Dataset entries:

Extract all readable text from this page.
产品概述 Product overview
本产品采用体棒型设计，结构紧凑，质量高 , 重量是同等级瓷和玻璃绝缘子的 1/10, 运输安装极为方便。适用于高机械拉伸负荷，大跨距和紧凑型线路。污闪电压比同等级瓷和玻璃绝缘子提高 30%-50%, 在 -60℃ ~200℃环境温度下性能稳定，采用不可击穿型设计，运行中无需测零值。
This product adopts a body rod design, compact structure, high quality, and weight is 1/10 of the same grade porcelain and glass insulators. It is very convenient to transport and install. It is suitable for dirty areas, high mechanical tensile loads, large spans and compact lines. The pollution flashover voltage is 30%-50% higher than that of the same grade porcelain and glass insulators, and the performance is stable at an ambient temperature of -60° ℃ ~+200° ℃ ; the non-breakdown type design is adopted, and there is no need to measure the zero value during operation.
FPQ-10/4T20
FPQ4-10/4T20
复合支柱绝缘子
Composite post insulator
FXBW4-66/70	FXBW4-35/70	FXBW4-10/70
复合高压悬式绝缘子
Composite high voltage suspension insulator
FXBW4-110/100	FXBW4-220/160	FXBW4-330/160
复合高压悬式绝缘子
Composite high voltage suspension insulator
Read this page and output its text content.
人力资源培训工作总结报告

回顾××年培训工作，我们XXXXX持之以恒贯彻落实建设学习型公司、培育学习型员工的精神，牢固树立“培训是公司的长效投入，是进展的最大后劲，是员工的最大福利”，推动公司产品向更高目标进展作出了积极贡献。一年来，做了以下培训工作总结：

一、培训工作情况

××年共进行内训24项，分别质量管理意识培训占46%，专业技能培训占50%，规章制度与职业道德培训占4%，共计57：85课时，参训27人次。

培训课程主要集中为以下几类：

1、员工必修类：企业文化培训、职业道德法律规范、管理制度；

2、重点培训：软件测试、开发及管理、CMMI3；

* Task to complete: Copy out the full listing exactly.

* Written solution:
Extract all readable text from this page.
产品概述 Product overview
本产品采用体棒型设计，结构紧凑，质量高 , 重量是同等级瓷和玻璃绝缘子的 1/10, 运输安装极为方便。适用于高机械拉伸负荷，大跨距和紧凑型线路。污闪电压比同等级瓷和玻璃绝缘子提高 30%-50%, 在 -60℃ ~200℃环境温度下性能稳定，采用不可击穿型设计，运行中无需测零值。
This product adopts a body rod design, compact structure, high quality, and weight is 1/10 of the same grade porcelain and glass insulators. It is very convenient to transport and install. It is suitable for dirty areas, high mechanical tensile loads, large spans and compact lines. The pollution flashover voltage is 30%-50% higher than that of the same grade porcelain and glass insulators, and the performance is stable at an ambient temperature of -60° ℃ ~+200° ℃ ; the non-breakdown type design is adopted, and there is no need to measure the zero value during operation.
FPQ-10/4T20
FPQ4-10/4T20
复合支柱绝缘子
Composite post insulator
FXBW4-66/70	FXBW4-35/70	FXBW4-10/70
复合高压悬式绝缘子
Composite high voltage suspension insulator
FXBW4-110/100	FXBW4-220/160	FXBW4-330/160
复合高压悬式绝缘子
Composite high voltage suspension insulator
Read this page and output its text content.
人力资源培训工作总结报告

回顾××年培训工作，我们XXXXX持之以恒贯彻落实建设学习型公司、培育学习型员工的精神，牢固树立“培训是公司的长效投入，是进展的最大后劲，是员工的最大福利”，推动公司产品向更高目标进展作出了积极贡献。一年来，做了以下培训工作总结：

一、培训工作情况

××年共进行内训24项，分别质量管理意识培训占46%，专业技能培训占50%，规章制度与职业道德培训占4%，共计57：85课时，参训27人次。

培训课程主要集中为以下几类：

1、员工必修类：企业文化培训、职业道德法律规范、管理制度；

2、重点培训：软件测试、开发及管理、CMMI3；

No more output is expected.